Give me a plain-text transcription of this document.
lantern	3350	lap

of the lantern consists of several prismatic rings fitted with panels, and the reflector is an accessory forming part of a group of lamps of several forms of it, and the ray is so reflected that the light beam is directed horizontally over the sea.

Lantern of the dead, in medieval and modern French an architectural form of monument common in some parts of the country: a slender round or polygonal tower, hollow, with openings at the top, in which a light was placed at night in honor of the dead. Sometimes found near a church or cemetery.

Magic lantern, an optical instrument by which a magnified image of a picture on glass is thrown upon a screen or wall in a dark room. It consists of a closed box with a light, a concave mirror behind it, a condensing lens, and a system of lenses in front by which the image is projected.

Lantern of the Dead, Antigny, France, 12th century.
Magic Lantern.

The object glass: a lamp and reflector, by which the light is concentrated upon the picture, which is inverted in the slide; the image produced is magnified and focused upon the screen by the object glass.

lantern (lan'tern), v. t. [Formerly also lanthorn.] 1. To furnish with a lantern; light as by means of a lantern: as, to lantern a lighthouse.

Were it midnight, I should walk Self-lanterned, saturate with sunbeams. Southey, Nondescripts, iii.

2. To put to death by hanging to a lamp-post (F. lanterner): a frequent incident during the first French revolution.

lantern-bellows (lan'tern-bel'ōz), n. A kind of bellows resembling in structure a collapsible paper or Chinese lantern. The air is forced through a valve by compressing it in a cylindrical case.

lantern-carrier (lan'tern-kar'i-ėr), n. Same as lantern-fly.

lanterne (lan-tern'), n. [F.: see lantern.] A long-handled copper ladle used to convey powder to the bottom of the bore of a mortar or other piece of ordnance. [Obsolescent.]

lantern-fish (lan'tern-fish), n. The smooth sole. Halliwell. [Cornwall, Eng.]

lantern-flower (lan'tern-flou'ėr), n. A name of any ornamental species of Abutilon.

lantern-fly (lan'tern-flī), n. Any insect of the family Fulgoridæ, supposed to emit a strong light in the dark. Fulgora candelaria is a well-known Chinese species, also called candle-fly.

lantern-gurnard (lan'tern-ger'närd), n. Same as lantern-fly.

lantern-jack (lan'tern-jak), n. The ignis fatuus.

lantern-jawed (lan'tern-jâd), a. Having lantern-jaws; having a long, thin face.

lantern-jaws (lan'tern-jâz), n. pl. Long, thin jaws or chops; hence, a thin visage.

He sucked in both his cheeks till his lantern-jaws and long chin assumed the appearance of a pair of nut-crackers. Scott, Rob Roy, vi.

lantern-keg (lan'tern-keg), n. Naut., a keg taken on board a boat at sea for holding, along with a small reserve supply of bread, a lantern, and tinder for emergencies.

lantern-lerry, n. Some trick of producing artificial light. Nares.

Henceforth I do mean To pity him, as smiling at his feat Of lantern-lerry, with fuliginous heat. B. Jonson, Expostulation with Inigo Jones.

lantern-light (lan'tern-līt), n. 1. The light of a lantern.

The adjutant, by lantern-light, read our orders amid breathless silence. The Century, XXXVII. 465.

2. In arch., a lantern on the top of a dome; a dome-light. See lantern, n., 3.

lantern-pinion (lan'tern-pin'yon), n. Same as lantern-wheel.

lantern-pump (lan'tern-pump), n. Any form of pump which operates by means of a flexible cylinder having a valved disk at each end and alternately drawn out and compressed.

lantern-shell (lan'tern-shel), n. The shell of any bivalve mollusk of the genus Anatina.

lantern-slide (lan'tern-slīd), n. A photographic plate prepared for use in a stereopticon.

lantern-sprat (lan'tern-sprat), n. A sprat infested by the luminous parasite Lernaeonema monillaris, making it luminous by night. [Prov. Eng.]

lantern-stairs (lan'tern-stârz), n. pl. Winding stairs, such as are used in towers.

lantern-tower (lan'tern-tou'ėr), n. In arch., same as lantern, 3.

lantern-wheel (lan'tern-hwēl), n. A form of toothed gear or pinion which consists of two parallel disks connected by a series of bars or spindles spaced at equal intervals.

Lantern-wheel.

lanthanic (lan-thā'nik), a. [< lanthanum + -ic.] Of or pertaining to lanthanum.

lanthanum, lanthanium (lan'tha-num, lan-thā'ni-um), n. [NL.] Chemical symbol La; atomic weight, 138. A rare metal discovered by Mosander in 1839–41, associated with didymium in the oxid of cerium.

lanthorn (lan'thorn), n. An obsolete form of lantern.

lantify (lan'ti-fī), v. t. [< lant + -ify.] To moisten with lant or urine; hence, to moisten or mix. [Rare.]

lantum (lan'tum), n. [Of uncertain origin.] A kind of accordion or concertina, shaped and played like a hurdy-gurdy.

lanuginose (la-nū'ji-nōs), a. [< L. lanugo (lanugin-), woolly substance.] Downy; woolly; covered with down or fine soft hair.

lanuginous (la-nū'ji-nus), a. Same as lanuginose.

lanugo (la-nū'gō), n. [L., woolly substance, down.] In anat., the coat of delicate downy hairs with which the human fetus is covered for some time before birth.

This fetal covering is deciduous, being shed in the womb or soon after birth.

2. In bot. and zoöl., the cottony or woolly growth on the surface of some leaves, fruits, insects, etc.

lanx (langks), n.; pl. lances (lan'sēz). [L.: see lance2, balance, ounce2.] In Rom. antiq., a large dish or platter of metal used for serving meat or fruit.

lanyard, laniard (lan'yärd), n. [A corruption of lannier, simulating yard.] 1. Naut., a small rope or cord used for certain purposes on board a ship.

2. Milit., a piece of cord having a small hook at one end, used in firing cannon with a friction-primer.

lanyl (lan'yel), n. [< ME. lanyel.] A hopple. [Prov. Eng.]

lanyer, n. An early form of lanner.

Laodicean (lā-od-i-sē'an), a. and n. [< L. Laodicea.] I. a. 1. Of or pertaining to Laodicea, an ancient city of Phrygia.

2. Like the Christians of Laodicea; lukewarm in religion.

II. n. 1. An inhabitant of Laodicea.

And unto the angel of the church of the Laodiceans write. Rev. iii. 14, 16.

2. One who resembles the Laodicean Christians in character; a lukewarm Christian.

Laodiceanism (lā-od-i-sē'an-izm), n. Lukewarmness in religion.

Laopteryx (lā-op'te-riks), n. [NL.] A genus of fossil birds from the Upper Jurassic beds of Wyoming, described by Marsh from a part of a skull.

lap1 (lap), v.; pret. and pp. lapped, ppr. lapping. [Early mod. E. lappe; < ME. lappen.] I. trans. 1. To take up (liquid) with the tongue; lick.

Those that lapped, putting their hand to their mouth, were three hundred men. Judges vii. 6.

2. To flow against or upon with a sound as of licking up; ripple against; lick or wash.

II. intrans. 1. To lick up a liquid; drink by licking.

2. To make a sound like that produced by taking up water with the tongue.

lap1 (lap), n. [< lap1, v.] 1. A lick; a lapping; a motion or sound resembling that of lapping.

- Objective: Copy out the full listing exactly.

- Expected answer:
Give me a plain-text transcription of this document.
lantern	3350	lap

of the lantern consists of several prismatic rings fitted with panels, and the reflector is an accessory forming part of a group of lamps of several forms of it, and the ray is so reflected that the light beam is directed horizontally over the sea.

Lantern of the dead, in medieval and modern French an architectural form of monument common in some parts of the country: a slender round or polygonal tower, hollow, with openings at the top, in which a light was placed at night in honor of the dead. Sometimes found near a church or cemetery.

Magic lantern, an optical instrument by which a magnified image of a picture on glass is thrown upon a screen or wall in a dark room. It consists of a closed box with a light, a concave mirror behind it, a condensing lens, and a system of lenses in front by which the image is projected.

Lantern of the Dead, Antigny, France, 12th century.
Magic Lantern.

The object glass: a lamp and reflector, by which the light is concentrated upon the picture, which is inverted in the slide; the image produced is magnified and focused upon the screen by the object glass.

lantern (lan'tern), v. t. [Formerly also lanthorn.] 1. To furnish with a lantern; light as by means of a lantern: as, to lantern a lighthouse.

Were it midnight, I should walk Self-lanterned, saturate with sunbeams. Southey, Nondescripts, iii.

2. To put to death by hanging to a lamp-post (F. lanterner): a frequent incident during the first French revolution.

lantern-bellows (lan'tern-bel'ōz), n. A kind of bellows resembling in structure a collapsible paper or Chinese lantern. The air is forced through a valve by compressing it in a cylindrical case.

lantern-carrier (lan'tern-kar'i-ėr), n. Same as lantern-fly.

lanterne (lan-tern'), n. [F.: see lantern.] A long-handled copper ladle used to convey powder to the bottom of the bore of a mortar or other piece of ordnance. [Obsolescent.]

lantern-fish (lan'tern-fish), n. The smooth sole. Halliwell. [Cornwall, Eng.]

lantern-flower (lan'tern-flou'ėr), n. A name of any ornamental species of Abutilon.

lantern-fly (lan'tern-flī), n. Any insect of the family Fulgoridæ, supposed to emit a strong light in the dark. Fulgora candelaria is a well-known Chinese species, also called candle-fly.

lantern-gurnard (lan'tern-ger'närd), n. Same as lantern-fly.

lantern-jack (lan'tern-jak), n. The ignis fatuus.

lantern-jawed (lan'tern-jâd), a. Having lantern-jaws; having a long, thin face.

lantern-jaws (lan'tern-jâz), n. pl. Long, thin jaws or chops; hence, a thin visage.

He sucked in both his cheeks till his lantern-jaws and long chin assumed the appearance of a pair of nut-crackers. Scott, Rob Roy, vi.

lantern-keg (lan'tern-keg), n. Naut., a keg taken on board a boat at sea for holding, along with a small reserve supply of bread, a lantern, and tinder for emergencies.

lantern-lerry, n. Some trick of producing artificial light. Nares.

Henceforth I do mean To pity him, as smiling at his feat Of lantern-lerry, with fuliginous heat. B. Jonson, Expostulation with Inigo Jones.

lantern-light (lan'tern-līt), n. 1. The light of a lantern.

The adjutant, by lantern-light, read our orders amid breathless silence. The Century, XXXVII. 465.

2. In arch., a lantern on the top of a dome; a dome-light. See lantern, n., 3.

lantern-pinion (lan'tern-pin'yon), n. Same as lantern-wheel.

lantern-pump (lan'tern-pump), n. Any form of pump which operates by means of a flexible cylinder having a valved disk at each end and alternately drawn out and compressed.

lantern-shell (lan'tern-shel), n. The shell of any bivalve mollusk of the genus Anatina.

lantern-slide (lan'tern-slīd), n. A photographic plate prepared for use in a stereopticon.

lantern-sprat (lan'tern-sprat), n. A sprat infested by the luminous parasite Lernaeonema monillaris, making it luminous by night. [Prov. Eng.]

lantern-stairs (lan'tern-stârz), n. pl. Winding stairs, such as are used in towers.

lantern-tower (lan'tern-tou'ėr), n. In arch., same as lantern, 3.

lantern-wheel (lan'tern-hwēl), n. A form of toothed gear or pinion which consists of two parallel disks connected by a series of bars or spindles spaced at equal intervals.

Lantern-wheel.

lanthanic (lan-thā'nik), a. [< lanthanum + -ic.] Of or pertaining to lanthanum.

lanthanum, lanthanium (lan'tha-num, lan-thā'ni-um), n. [NL.] Chemical symbol La; atomic weight, 138. A rare metal discovered by Mosander in 1839–41, associated with didymium in the oxid of cerium.

lanthorn (lan'thorn), n. An obsolete form of lantern.

lantify (lan'ti-fī), v. t. [< lant + -ify.] To moisten with lant or urine; hence, to moisten or mix. [Rare.]

lantum (lan'tum), n. [Of uncertain origin.] A kind of accordion or concertina, shaped and played like a hurdy-gurdy.

lanuginose (la-nū'ji-nōs), a. [< L. lanugo (lanugin-), woolly substance.] Downy; woolly; covered with down or fine soft hair.

lanuginous (la-nū'ji-nus), a. Same as lanuginose.

lanugo (la-nū'gō), n. [L., woolly substance, down.] In anat., the coat of delicate downy hairs with which the human fetus is covered for some time before birth.

This fetal covering is deciduous, being shed in the womb or soon after birth.

2. In bot. and zoöl., the cottony or woolly growth on the surface of some leaves, fruits, insects, etc.

lanx (langks), n.; pl. lances (lan'sēz). [L.: see lance2, balance, ounce2.] In Rom. antiq., a large dish or platter of metal used for serving meat or fruit.

lanyard, laniard (lan'yärd), n. [A corruption of lannier, simulating yard.] 1. Naut., a small rope or cord used for certain purposes on board a ship.

2. Milit., a piece of cord having a small hook at one end, used in firing cannon with a friction-primer.

lanyl (lan'yel), n. [< ME. lanyel.] A hopple. [Prov. Eng.]

lanyer, n. An early form of lanner.

Laodicean (lā-od-i-sē'an), a. and n. [< L. Laodicea.] I. a. 1. Of or pertaining to Laodicea, an ancient city of Phrygia.

2. Like the Christians of Laodicea; lukewarm in religion.

II. n. 1. An inhabitant of Laodicea.

And unto the angel of the church of the Laodiceans write. Rev. iii. 14, 16.

2. One who resembles the Laodicean Christians in character; a lukewarm Christian.

Laodiceanism (lā-od-i-sē'an-izm), n. Lukewarmness in religion.

Laopteryx (lā-op'te-riks), n. [NL.] A genus of fossil birds from the Upper Jurassic beds of Wyoming, described by Marsh from a part of a skull.

lap1 (lap), v.; pret. and pp. lapped, ppr. lapping. [Early mod. E. lappe; < ME. lappen.] I. trans. 1. To take up (liquid) with the tongue; lick.

Those that lapped, putting their hand to their mouth, were three hundred men. Judges vii. 6.

2. To flow against or upon with a sound as of licking up; ripple against; lick or wash.

II. intrans. 1. To lick up a liquid; drink by licking.

2. To make a sound like that produced by taking up water with the tongue.

lap1 (lap), n. [< lap1, v.] 1. A lick; a lapping; a motion or sound resembling that of lapping.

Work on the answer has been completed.